Your goal: Pull out every line of the listing below where "белән" appears.

Stored data:
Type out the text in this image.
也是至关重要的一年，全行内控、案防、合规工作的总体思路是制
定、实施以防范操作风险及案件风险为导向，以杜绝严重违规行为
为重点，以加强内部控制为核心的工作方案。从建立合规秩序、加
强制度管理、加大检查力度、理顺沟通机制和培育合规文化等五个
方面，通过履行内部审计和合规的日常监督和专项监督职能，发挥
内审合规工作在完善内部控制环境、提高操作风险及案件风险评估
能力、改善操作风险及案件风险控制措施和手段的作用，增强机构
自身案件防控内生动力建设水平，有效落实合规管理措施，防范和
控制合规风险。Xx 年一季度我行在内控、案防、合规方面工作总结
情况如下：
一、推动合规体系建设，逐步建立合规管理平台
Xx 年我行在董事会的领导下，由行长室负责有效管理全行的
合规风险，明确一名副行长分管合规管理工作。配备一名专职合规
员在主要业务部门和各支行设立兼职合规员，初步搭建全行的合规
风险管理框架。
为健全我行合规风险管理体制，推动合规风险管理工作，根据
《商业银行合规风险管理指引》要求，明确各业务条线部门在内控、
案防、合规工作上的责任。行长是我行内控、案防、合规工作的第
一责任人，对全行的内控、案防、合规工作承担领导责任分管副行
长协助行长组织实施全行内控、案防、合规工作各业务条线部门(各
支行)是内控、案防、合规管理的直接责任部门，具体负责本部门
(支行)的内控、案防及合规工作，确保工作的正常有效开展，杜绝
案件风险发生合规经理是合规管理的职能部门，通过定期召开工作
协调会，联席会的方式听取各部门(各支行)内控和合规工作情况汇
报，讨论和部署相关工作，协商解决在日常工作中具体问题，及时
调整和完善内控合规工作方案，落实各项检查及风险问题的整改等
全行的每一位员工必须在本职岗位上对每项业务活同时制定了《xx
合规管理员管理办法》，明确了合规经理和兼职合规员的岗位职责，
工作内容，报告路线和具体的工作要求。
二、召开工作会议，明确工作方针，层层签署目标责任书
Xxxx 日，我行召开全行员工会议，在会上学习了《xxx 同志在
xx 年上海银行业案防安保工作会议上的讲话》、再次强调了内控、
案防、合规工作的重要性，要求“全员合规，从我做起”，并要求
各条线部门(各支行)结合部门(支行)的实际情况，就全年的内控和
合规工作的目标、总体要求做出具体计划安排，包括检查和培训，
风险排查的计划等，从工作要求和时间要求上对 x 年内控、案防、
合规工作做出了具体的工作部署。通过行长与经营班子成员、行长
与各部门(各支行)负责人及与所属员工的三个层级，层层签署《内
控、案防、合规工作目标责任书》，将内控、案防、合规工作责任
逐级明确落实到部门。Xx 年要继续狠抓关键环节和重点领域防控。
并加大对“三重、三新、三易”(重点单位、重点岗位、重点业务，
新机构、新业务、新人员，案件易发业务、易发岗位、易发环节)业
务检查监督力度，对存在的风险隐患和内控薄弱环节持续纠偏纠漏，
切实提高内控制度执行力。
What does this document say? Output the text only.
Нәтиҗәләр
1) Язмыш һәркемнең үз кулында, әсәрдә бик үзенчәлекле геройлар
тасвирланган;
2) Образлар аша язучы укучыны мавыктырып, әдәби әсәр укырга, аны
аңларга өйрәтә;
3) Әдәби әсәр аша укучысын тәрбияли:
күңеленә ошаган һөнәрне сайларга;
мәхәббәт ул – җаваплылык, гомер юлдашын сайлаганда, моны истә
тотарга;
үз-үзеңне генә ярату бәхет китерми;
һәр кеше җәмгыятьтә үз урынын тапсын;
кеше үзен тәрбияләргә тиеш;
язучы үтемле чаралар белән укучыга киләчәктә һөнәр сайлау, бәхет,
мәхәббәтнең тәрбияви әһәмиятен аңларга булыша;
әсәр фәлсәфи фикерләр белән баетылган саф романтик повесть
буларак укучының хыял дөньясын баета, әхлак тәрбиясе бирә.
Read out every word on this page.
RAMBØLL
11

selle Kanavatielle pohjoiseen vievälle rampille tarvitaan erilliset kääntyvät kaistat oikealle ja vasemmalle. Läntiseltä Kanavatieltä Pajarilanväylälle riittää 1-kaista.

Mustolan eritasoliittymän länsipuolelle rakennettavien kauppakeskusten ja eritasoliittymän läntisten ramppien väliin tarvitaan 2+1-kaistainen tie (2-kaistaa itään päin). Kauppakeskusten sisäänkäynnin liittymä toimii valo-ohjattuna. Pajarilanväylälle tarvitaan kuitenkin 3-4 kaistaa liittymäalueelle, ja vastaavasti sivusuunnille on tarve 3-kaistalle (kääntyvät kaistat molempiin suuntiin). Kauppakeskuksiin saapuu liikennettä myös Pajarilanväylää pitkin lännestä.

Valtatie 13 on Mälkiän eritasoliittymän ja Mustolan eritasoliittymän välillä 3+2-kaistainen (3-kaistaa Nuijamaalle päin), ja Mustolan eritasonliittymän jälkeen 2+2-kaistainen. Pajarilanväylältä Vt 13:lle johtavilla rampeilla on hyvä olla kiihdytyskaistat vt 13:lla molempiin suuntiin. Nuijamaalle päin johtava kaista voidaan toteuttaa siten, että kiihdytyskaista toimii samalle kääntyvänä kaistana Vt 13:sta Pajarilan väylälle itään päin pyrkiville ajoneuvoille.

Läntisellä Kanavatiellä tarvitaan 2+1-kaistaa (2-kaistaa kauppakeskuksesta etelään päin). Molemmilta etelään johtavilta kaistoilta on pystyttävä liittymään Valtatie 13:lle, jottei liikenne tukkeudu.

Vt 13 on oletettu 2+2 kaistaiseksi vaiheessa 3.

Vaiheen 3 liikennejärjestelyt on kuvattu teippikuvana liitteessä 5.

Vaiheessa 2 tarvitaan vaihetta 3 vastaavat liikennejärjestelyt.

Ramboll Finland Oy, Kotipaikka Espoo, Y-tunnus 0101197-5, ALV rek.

Exercise result:
язучы үтемле чаралар белән укучыга киләчәктә һөнәр сайлау, бәхет,
әсәр фәлсәфи фикерләр белән баетылган саф романтик повесть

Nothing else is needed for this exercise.